- GIVEN PROBLEM
Below are some records: retype them all exactly, but not the pictures.

- EXERCISE DATA

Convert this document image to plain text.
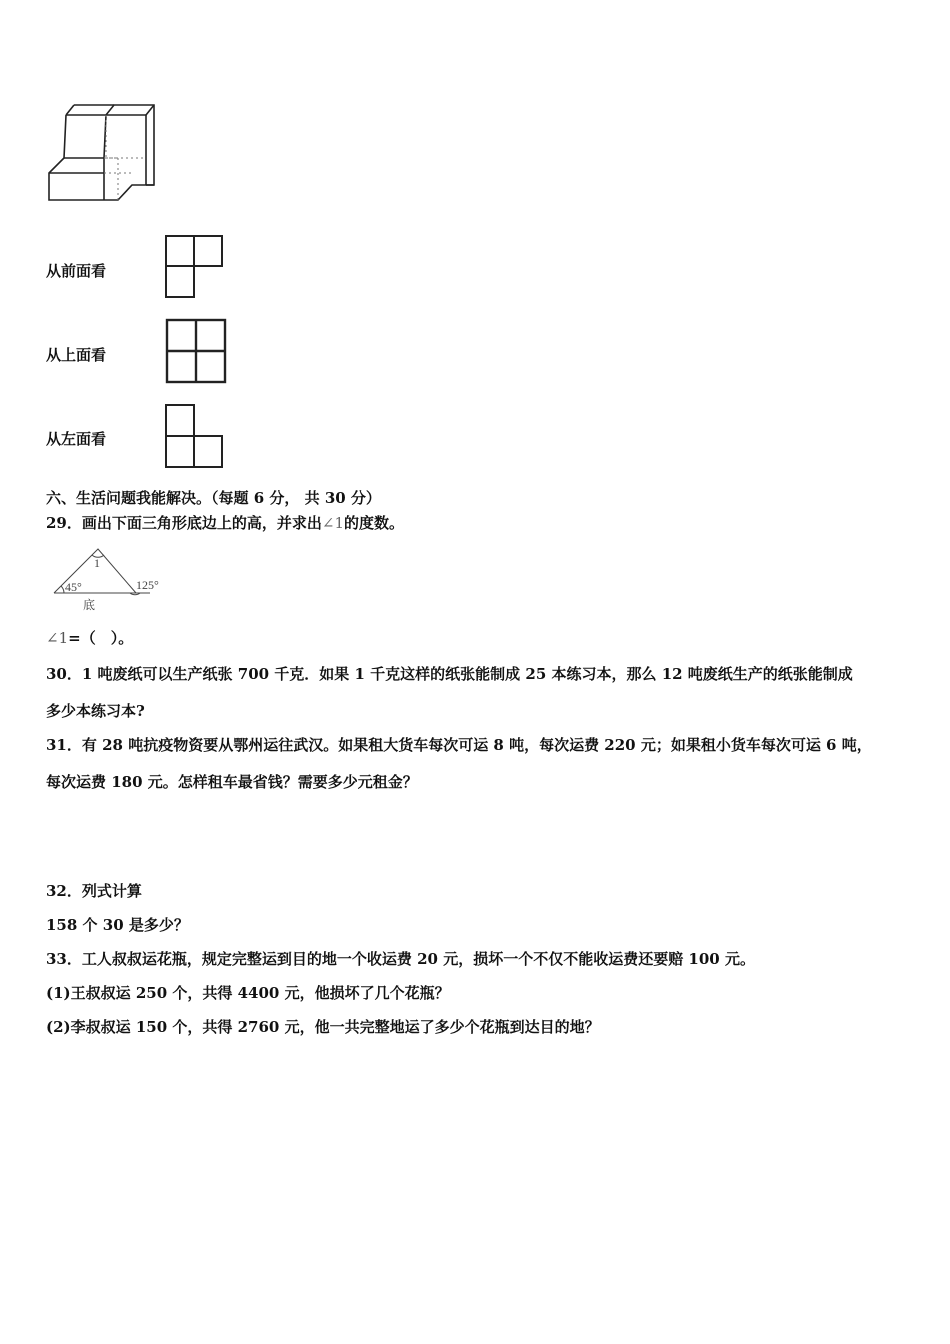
从前面看
从上面看
从左面看
六、生活问题我能解决。（每题 6 分， 共 30 分）
29．画出下面三角形底边上的高，并求出∠1的度数。
1
45°	125°
底
∠1=（　）。
30．1 吨废纸可以生产纸张 700 千克．如果 1 千克这样的纸张能制成 25 本练习本，那么 12 吨废纸生产的纸张能制成
多少本练习本?
31．有 28 吨抗疫物资要从鄂州运往武汉。如果租大货车每次可运 8 吨，每次运费 220 元；如果租小货车每次可运 6 吨，
每次运费 180 元。怎样租车最省钱？需要多少元租金？
32．列式计算
158 个 30 是多少？
33．工人叔叔运花瓶，规定完整运到目的地一个收运费 20 元，损坏一个不仅不能收运费还要赔 100 元。
(1)王叔叔运 250 个，共得 4400 元，他损坏了几个花瓶？
(2)李叔叔运 150 个，共得 2760 元，他一共完整地运了多少个花瓶到达目的地？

- OUTPUT BELOW
Convert this document image to plain text.
从前面看
从上面看
从左面看
六、生活问题我能解决。（每题 6 分， 共 30 分）
29．画出下面三角形底边上的高，并求出∠1的度数。
1
45°	125°
底
∠1=（　）。
30．1 吨废纸可以生产纸张 700 千克．如果 1 千克这样的纸张能制成 25 本练习本，那么 12 吨废纸生产的纸张能制成
多少本练习本?
31．有 28 吨抗疫物资要从鄂州运往武汉。如果租大货车每次可运 8 吨，每次运费 220 元；如果租小货车每次可运 6 吨，
每次运费 180 元。怎样租车最省钱？需要多少元租金？
32．列式计算
158 个 30 是多少？
33．工人叔叔运花瓶，规定完整运到目的地一个收运费 20 元，损坏一个不仅不能收运费还要赔 100 元。
(1)王叔叔运 250 个，共得 4400 元，他损坏了几个花瓶？
(2)李叔叔运 150 个，共得 2760 元，他一共完整地运了多少个花瓶到达目的地？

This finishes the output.